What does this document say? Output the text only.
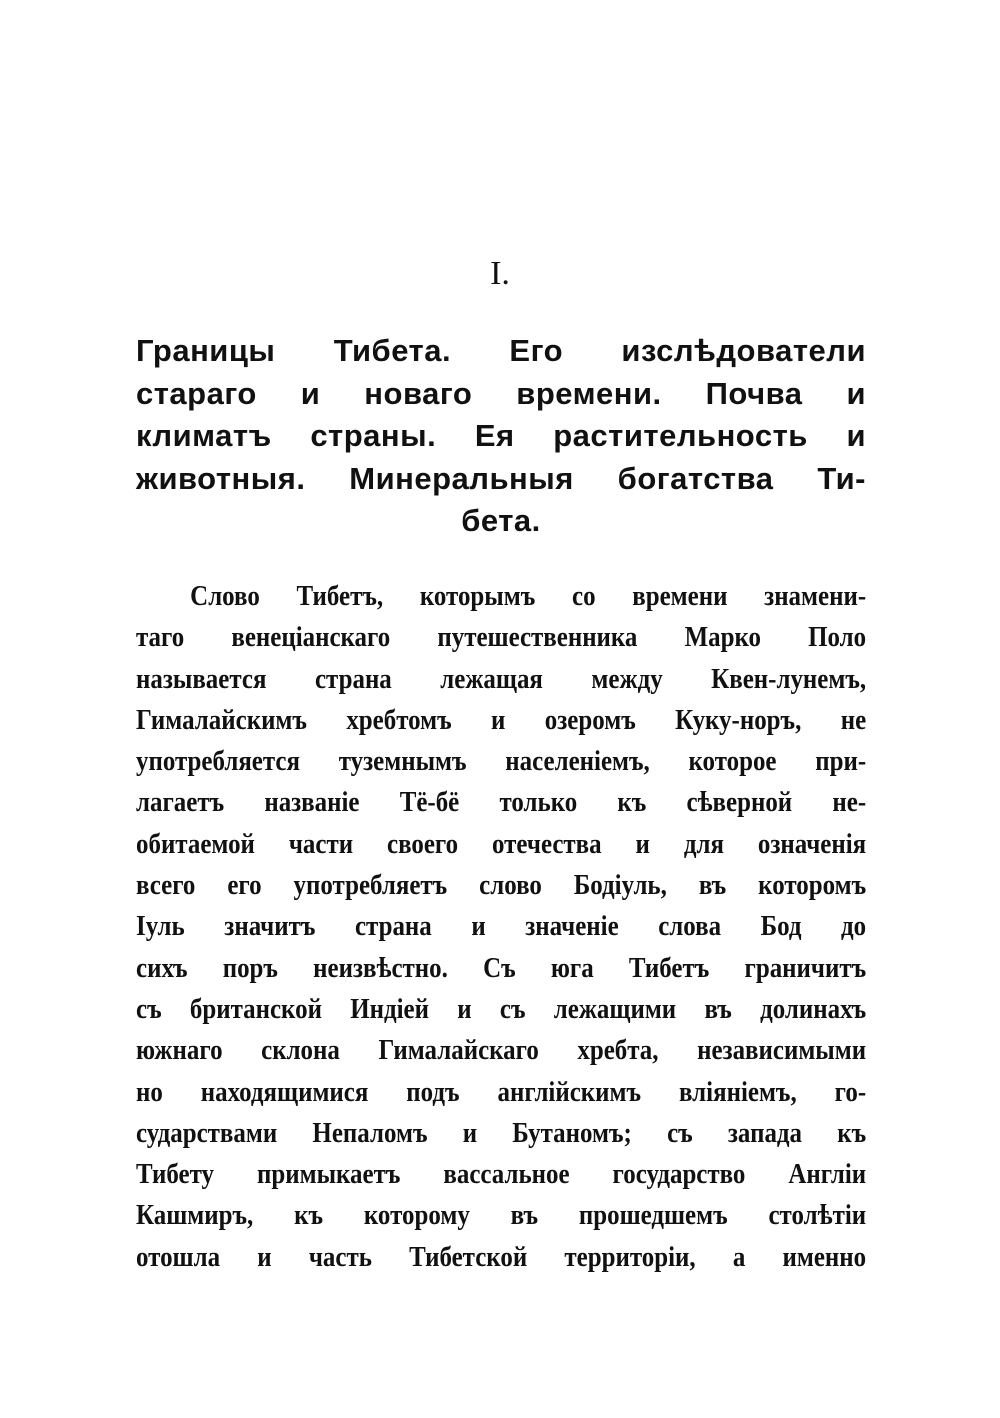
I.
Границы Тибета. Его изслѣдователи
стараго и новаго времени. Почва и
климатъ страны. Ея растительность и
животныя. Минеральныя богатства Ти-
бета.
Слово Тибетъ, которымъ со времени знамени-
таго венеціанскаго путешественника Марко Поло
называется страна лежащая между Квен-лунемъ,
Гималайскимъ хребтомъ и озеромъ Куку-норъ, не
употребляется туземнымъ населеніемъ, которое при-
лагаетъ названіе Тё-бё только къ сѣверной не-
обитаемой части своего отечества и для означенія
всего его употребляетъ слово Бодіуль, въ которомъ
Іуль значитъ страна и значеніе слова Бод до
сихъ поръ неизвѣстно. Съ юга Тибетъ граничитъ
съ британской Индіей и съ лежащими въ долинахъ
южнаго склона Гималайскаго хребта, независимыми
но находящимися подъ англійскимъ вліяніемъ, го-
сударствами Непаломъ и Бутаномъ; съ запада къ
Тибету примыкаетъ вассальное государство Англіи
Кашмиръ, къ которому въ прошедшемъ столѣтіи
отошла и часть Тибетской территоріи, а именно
--
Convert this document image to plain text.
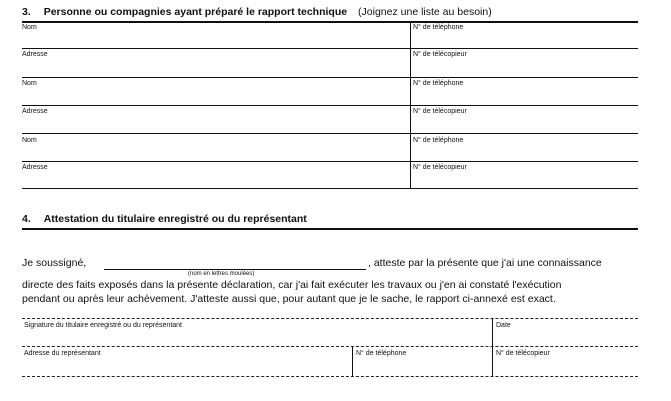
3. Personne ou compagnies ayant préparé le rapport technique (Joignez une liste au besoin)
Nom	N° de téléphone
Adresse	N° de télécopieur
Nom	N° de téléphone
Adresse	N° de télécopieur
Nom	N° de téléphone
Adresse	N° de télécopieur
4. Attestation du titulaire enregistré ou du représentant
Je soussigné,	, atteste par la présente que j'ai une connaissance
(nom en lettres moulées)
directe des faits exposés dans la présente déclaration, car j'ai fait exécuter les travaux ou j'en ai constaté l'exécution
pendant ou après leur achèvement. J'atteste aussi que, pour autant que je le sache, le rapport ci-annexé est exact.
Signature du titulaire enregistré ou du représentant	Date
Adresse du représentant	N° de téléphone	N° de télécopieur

What you are asked to do: Find the string "времени" in the entries above and return each line that holds it.

Correct response:
стараго и новаго времени. Почва и
Слово Тибетъ, которымъ со времени знамени-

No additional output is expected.